§ **STATED TASK**: Locate all lines with the word "imkoniyatlari" and copy them out.

(A run of records)
—————
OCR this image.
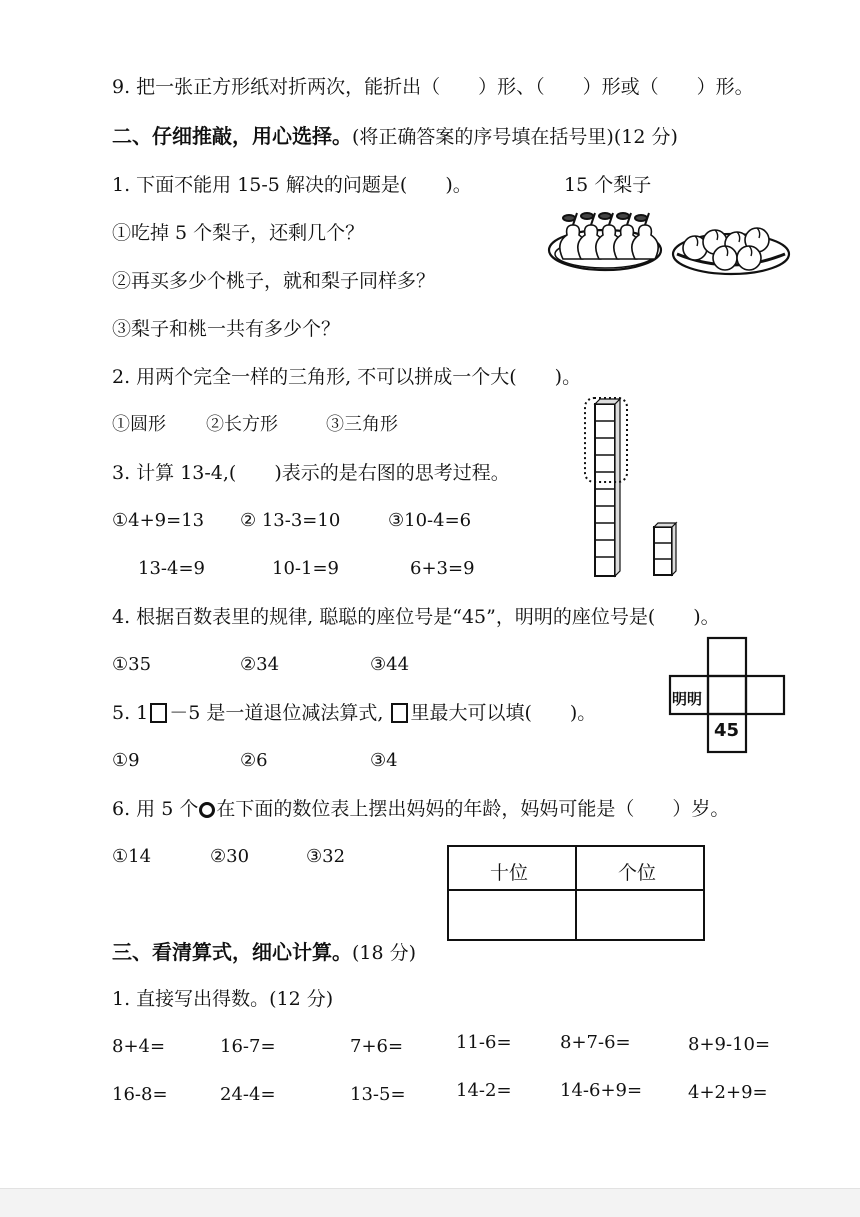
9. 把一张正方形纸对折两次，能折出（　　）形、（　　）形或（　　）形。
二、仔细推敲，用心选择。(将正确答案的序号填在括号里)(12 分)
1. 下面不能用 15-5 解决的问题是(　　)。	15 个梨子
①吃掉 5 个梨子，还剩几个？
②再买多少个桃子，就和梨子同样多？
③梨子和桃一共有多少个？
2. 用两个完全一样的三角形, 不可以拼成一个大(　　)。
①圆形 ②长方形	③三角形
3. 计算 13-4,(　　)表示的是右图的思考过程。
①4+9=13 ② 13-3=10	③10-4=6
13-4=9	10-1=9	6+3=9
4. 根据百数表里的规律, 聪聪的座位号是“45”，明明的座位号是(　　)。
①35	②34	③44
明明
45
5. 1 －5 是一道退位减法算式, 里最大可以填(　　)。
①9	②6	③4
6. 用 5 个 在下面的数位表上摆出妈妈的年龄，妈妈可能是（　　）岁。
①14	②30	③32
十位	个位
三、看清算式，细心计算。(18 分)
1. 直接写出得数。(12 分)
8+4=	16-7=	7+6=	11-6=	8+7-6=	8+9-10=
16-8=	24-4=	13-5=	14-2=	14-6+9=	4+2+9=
—————
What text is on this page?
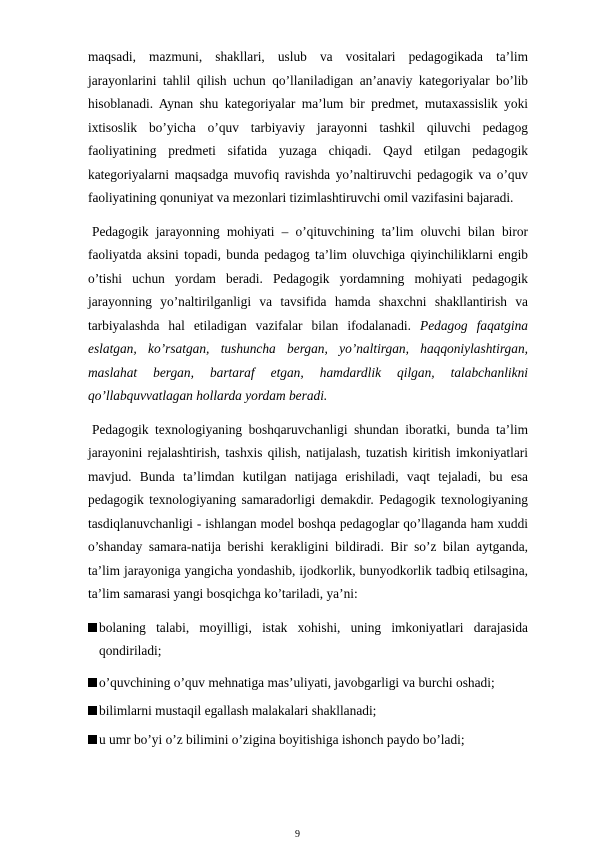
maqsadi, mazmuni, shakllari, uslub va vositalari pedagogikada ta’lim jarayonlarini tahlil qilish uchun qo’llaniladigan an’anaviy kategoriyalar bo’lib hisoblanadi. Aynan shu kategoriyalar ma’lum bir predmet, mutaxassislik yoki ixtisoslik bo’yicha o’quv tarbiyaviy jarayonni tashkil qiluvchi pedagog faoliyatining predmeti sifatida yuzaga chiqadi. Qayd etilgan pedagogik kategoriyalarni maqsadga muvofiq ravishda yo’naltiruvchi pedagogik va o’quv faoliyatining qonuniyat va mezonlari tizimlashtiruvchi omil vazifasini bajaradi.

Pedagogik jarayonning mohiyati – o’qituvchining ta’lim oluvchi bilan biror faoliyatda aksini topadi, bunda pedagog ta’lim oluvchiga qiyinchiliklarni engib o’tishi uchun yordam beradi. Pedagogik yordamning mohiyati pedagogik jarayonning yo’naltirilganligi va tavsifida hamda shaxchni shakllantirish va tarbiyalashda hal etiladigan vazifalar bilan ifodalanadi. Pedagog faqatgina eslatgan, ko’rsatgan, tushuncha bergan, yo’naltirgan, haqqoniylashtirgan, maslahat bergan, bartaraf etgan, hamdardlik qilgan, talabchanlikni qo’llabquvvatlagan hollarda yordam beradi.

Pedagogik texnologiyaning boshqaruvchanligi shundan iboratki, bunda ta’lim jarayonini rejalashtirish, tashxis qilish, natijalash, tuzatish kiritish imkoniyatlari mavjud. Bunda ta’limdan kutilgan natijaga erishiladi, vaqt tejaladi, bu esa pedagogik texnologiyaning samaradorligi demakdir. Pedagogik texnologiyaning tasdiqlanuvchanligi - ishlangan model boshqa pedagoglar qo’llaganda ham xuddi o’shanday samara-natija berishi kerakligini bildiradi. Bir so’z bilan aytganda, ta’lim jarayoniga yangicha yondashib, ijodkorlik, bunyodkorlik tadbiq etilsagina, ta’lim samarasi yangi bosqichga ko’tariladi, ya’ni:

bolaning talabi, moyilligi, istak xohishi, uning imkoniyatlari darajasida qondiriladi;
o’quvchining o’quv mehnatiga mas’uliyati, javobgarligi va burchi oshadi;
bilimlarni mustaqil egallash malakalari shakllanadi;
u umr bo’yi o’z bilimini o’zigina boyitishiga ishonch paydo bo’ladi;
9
—————
§ **OUTPUT FOR THIS TASK**:
Pedagogik texnologiyaning boshqaruvchanligi shundan iboratki, bunda ta’lim jarayonini rejalashtirish, tashxis qilish, natijalash, tuzatish kiritish imkoniyatlari mavjud. Bunda ta’limdan kutilgan natijaga erishiladi, vaqt tejaladi, bu esa pedagogik texnologiyaning samaradorligi demakdir. Pedagogik texnologiyaning tasdiqlanuvchanligi - ishlangan model boshqa pedagoglar qo’llaganda ham xuddi o’shanday samara-natija berishi kerakligini bildiradi. Bir so’z bilan aytganda, ta’lim jarayoniga yangicha yondashib, ijodkorlik, bunyodkorlik tadbiq etilsagina, ta’lim samarasi yangi bosqichga ko’tariladi, ya’ni:
bolaning talabi, moyilligi, istak xohishi, uning imkoniyatlari darajasida qondiriladi;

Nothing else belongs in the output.